Your task - Write out the material exactly, leaving every picture behind.

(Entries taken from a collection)
— Start —

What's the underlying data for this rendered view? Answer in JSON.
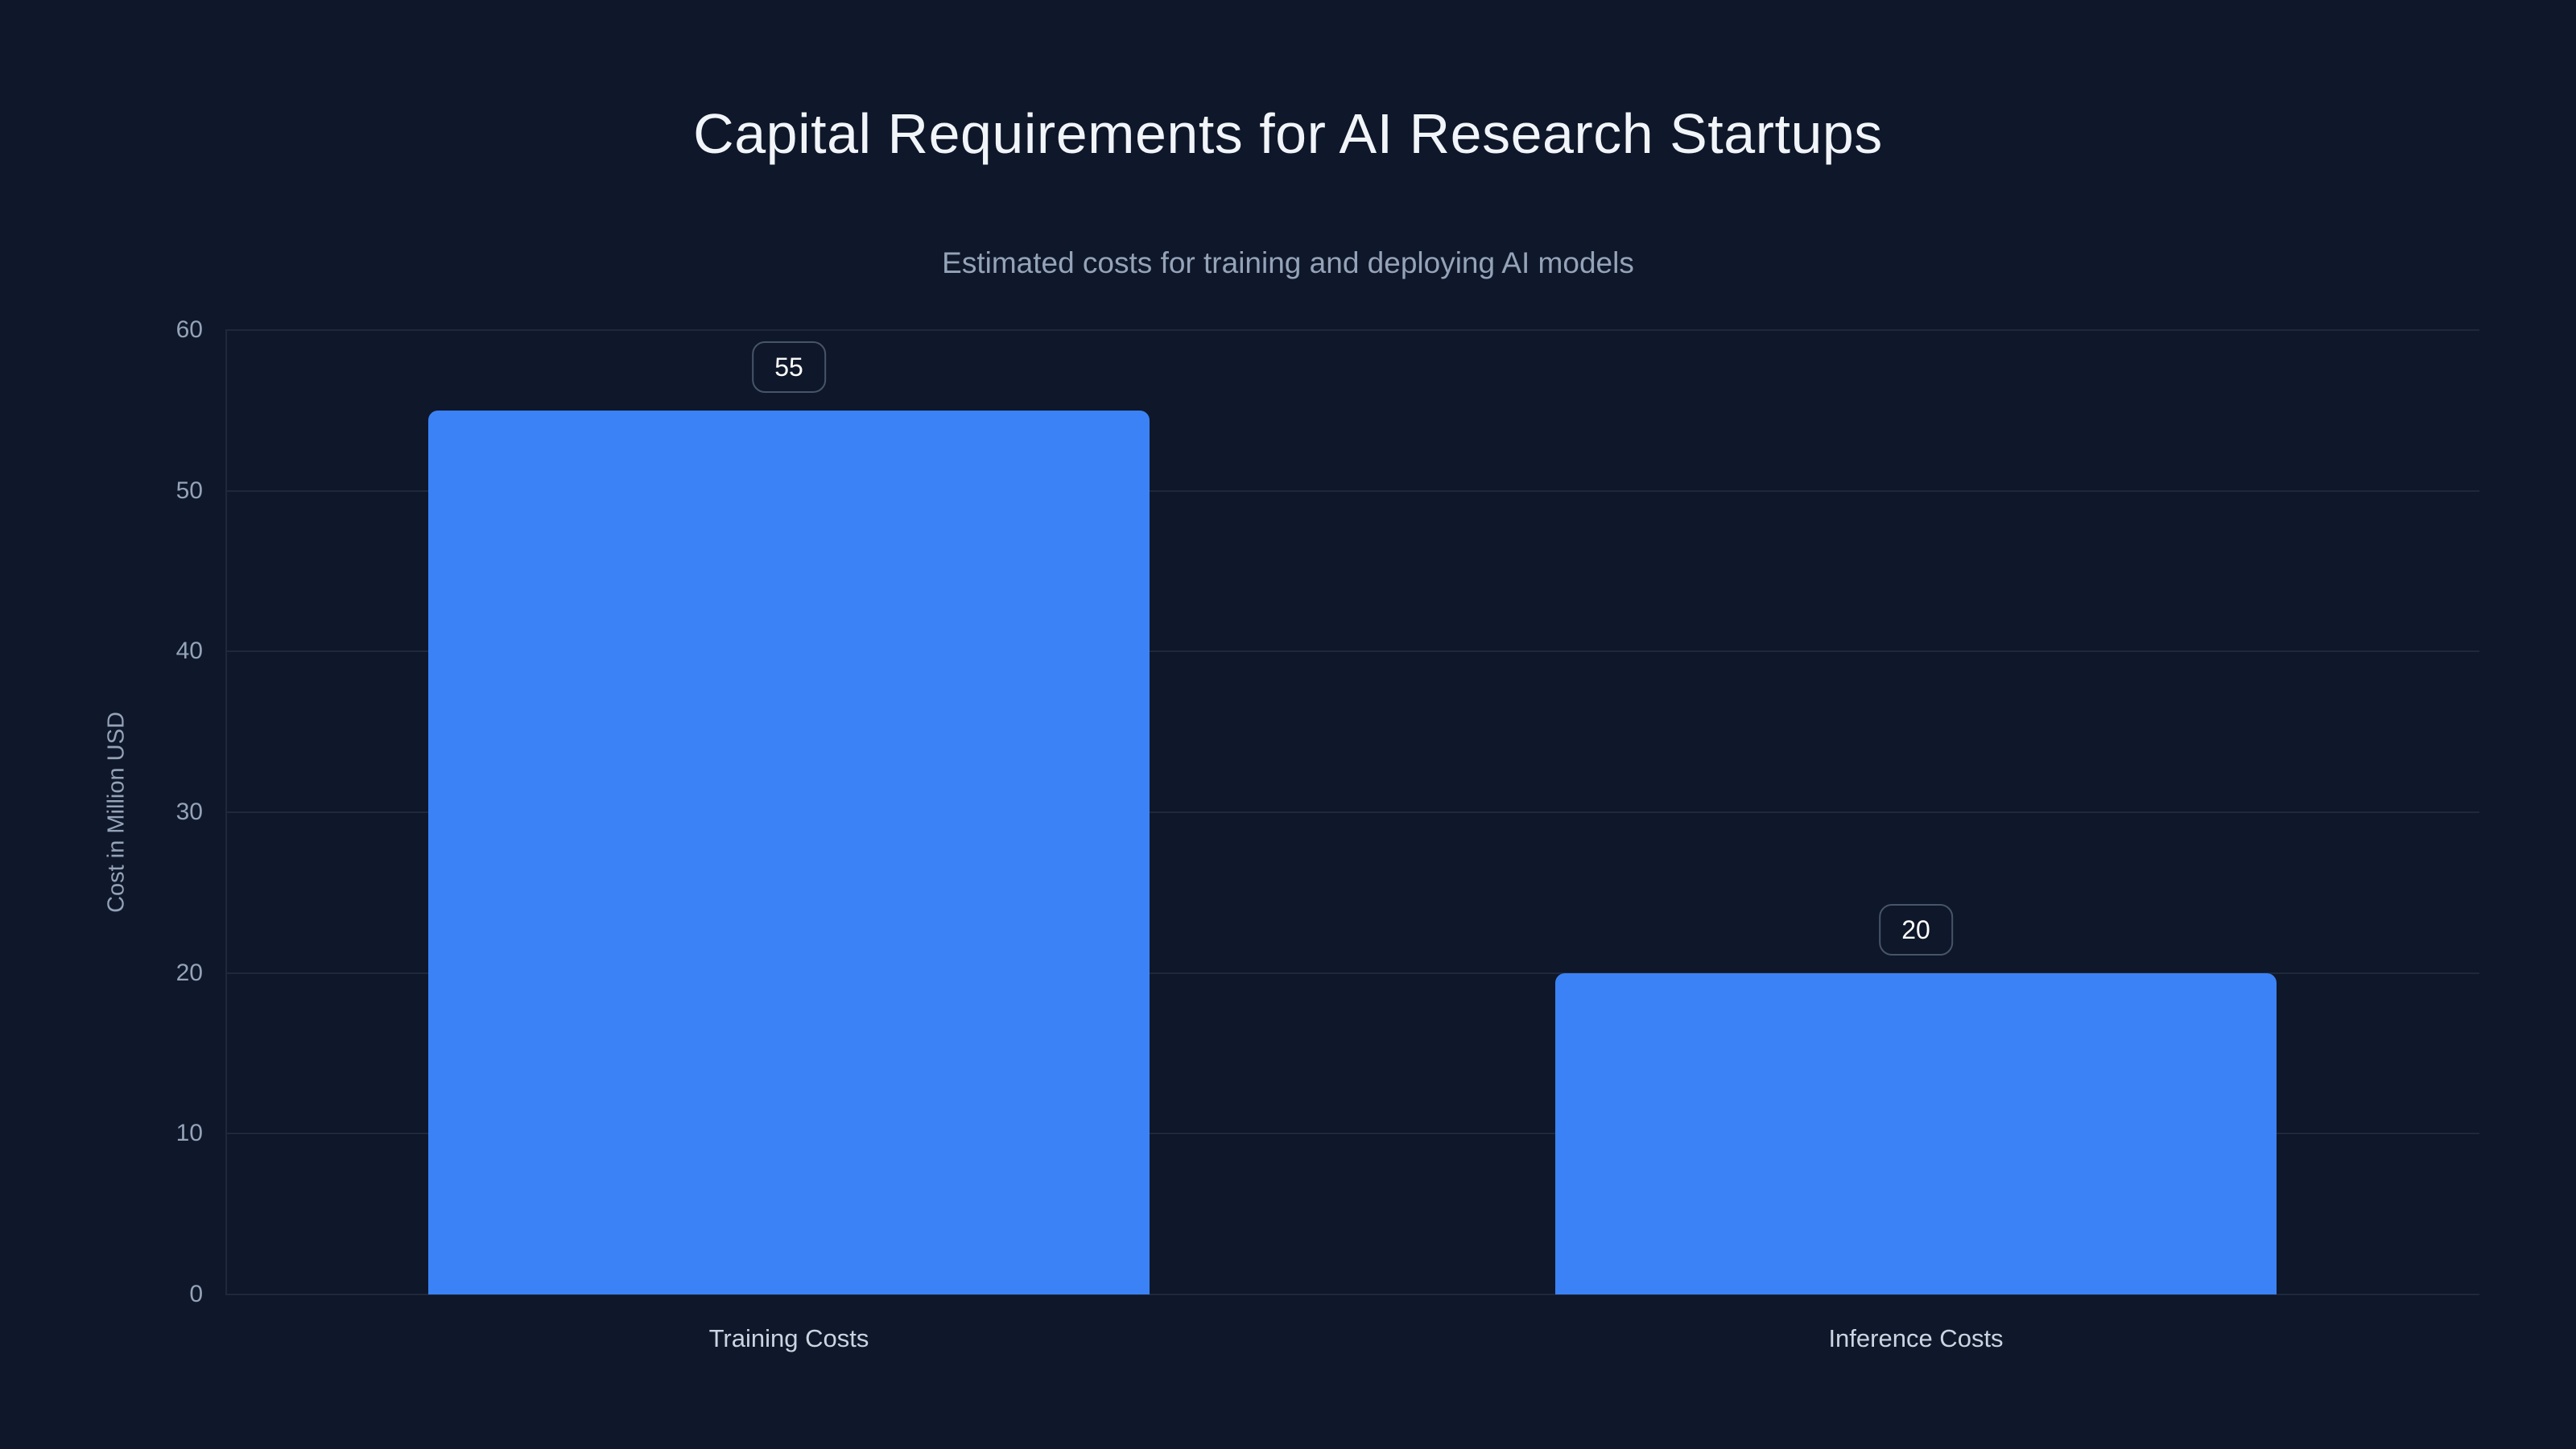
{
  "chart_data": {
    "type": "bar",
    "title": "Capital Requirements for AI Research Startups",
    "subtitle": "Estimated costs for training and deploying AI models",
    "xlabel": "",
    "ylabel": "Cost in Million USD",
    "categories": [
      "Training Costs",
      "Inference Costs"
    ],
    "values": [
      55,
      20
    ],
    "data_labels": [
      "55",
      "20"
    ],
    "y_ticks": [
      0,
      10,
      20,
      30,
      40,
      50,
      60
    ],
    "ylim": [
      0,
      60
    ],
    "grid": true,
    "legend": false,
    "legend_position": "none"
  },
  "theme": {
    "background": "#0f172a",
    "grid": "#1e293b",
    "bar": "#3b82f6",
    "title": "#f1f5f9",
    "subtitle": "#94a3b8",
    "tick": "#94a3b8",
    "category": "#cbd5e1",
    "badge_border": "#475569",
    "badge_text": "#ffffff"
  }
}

— End —

Solution for this problem -
What's the underlying data for this rendered view? Answer in JSON.
{
  "chart_data": {
    "type": "bar",
    "title": "Capital Requirements for AI Research Startups",
    "subtitle": "Estimated costs for training and deploying AI models",
    "xlabel": "",
    "ylabel": "Cost in Million USD",
    "categories": [
      "Training Costs",
      "Inference Costs"
    ],
    "values": [
      55,
      20
    ],
    "data_labels": [
      "55",
      "20"
    ],
    "y_ticks": [
      0,
      10,
      20,
      30,
      40,
      50,
      60
    ],
    "ylim": [
      0,
      60
    ],
    "grid": true,
    "legend": false,
    "legend_position": "none"
  },
  "theme": {
    "background": "#0f172a",
    "grid": "#1e293b",
    "bar": "#3b82f6",
    "title": "#f1f5f9",
    "subtitle": "#94a3b8",
    "tick": "#94a3b8",
    "category": "#cbd5e1",
    "badge_border": "#475569",
    "badge_text": "#ffffff"
  }
}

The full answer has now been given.